- **Excerpted passage**
● ● ● ● ●

It’s interesting that you talk about the show, the lighting and the ambience and I completely get that but one of the really interesting things about Oli Brown and The Dead Collective is simply the songs themselves. The latest acoustic version of the track Haunted which features Jo Quaill (and it was justifiably in the running for Classic Rock’s Track Of The Week) is incredible. What this version shows is that at the very heart of the band is just the strongest of songwriting. We talk about Oli Brown and The Dead Collective having a huge sound but to what extent would you agree that first and foremost the band is all about delivering great songs?

That is it! And really there’s always going to be arguments for other aspects of it but longevity from music comes from the music being good. It’s not about shock and awe tactics, it’s about delivering the songs that resonate with people in whatever way that may be. A good song is always a good song. Johnny Cash had the album of cover songs (American IV: The Man Comes Around – Ed), songs that were completely out of context and they were all picked because they were great songs, and a great song will always work when it stripped back to an acoustic guitar. The same is true with this. The other thing is that obviously with these acoustic tracks that they’ve done, they haven’t just done that. It’s not just Oli sat there strumming through an acoustic guitar. They’ve got Jo Quaill on cello and they are sound-scaping these amazing sounds together. It’s awesome and it’s really cool.

With an eight date tour in September, how much are you looking forward to getting back on stage with Oli Brown and The Dead Collective?

With that band it’s a totally different vibe and a totally different situation on stage for me compared to anything else that I do, with backing tracks playing so much a big part of it, which is a real conscious thing and I have to say that the backing track element is to enhance it and it’s not to pull the wool over anyone’s eyes. It’s not like we’ve got vocals because Oli can’t sing them live. Everything that’s on the backing track is there to provide a show. You’re still seeing an organic thing on stage – you’re still seeing three people playing their instruments and it can go right and it can go one way or another. The exciting element of seeing a live band is still there but as a player you’re sort of within the constraints of the backing track that you’re playing with. You can’t go off piste but you can still have fun with it. It’s really great seeing this as a project that is starting from nothing and seeing peoples reaction to it. We had Winters End earlier this year which was a fantastic gig to be offered by the guys at Planet Rock because it is a new band and it is a new venture. Oli and Wayne are both really well known, so it’s not like that as a collection of people we are completely unknown in the world but it is an unknown project so to have that platform was great. It’s great when we’ve been doing these shows, like for example when we went out with The Answer, and seeing how people respond and how they take to the music, and it’s always positive!

Saxon at the Jailbreak Festival In Denmark

Saxon at the Jailbreak Festival In Denmark

You have recently performed with one of the very best British bands ever, Saxon, stepping in for Brian Tatler as he returned to complete some Diamond Head dates. It was heartwarming and inspirational to see your recent social media post about your time with Saxon where you shared the story of when you were 17 years old and you wrote off your friend’s car, not your car!

● ● ● ● ●

- **Source data**

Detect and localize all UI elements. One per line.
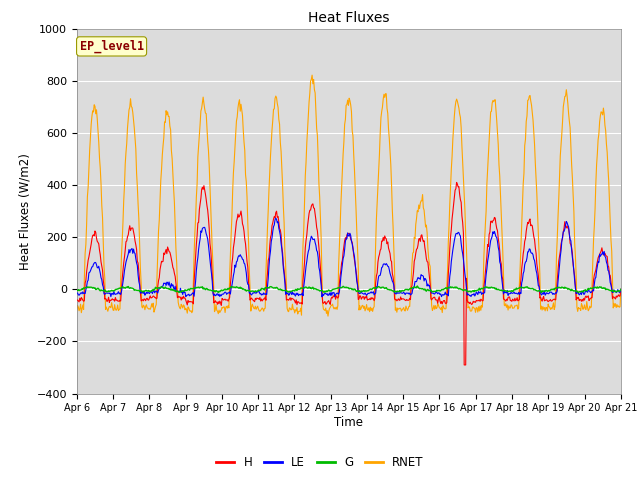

● ● ● ● ●

- **Tasks to complete**
a – From the Oli Brown and The Dead Collective interview, render this sentence in Spanish: "It's not about shock and awe tactics, it's about delivering the songs that resonate with people in whatever way that may be."
b – Answer briefly from the Oli Brown and The Dead Collective interview:
(i) What instrument does Jo Quaill play on the acoustic tracks?
(ii) How many dates does the September tour have?
(iii) Which gig earlier in the year was offered by the guys at Planet Rock?
c – Carry the Oli Brown and The Dead Collective interview forward from its final sentence.

- **Final answers**
a – No se trata de tácticas de impacto y asombro; se trata de ofrecer las canciones que resuenan en la gente, sea de la forma que sea.

b –
(i) Cello
(ii) Eight
(iii) Winters End

c –
No, not my car! (laughs!) She’d lent it to me and I was listening to Wheels Of Steel on the cassette and I didn’t even write it off spectacularly. I slipped into a curb but I wrote the car off! But then to find yourself on stage with that band, of all the things I could ever have imagined, including all the things with Black Star Riders - I could never have imagined BSR coming along – let alone something on that level with a band like Saxon who are so much an institution of British music. It was a big honour but a scary gig!

You didn’t even have a chance to rehearse did you?

No! They’d been playing all through the summer because obviously Brian Tatler had stood in for Paul Quinn, the original guitarist has stood down from touring, but Brian had a Diamond Head show on this particular date. The gig that I stood in for was in Denmark and they were in Sweden the night before playing with Brian. So I flew into Denmark and the rest of the guys arrived in Denmark only a few hours before stage time so that was the first time I have had a chance to meet up with all of them and to talk through all the endings.

And that’s a big stage!

It’s a very big stage and it’s a very loud stage! Luckily I’d had the chance to go through the guitar parts beforehand with Doug (Scarratt) and with Paul who happens to be near to where I am up in Yorkshire. I’ve been able to spend an afternoon with him to go through everything and make sure I knew which bit I was meant to be playing. But what a fantastic thing to be asked to do!

How did this opportunity come about?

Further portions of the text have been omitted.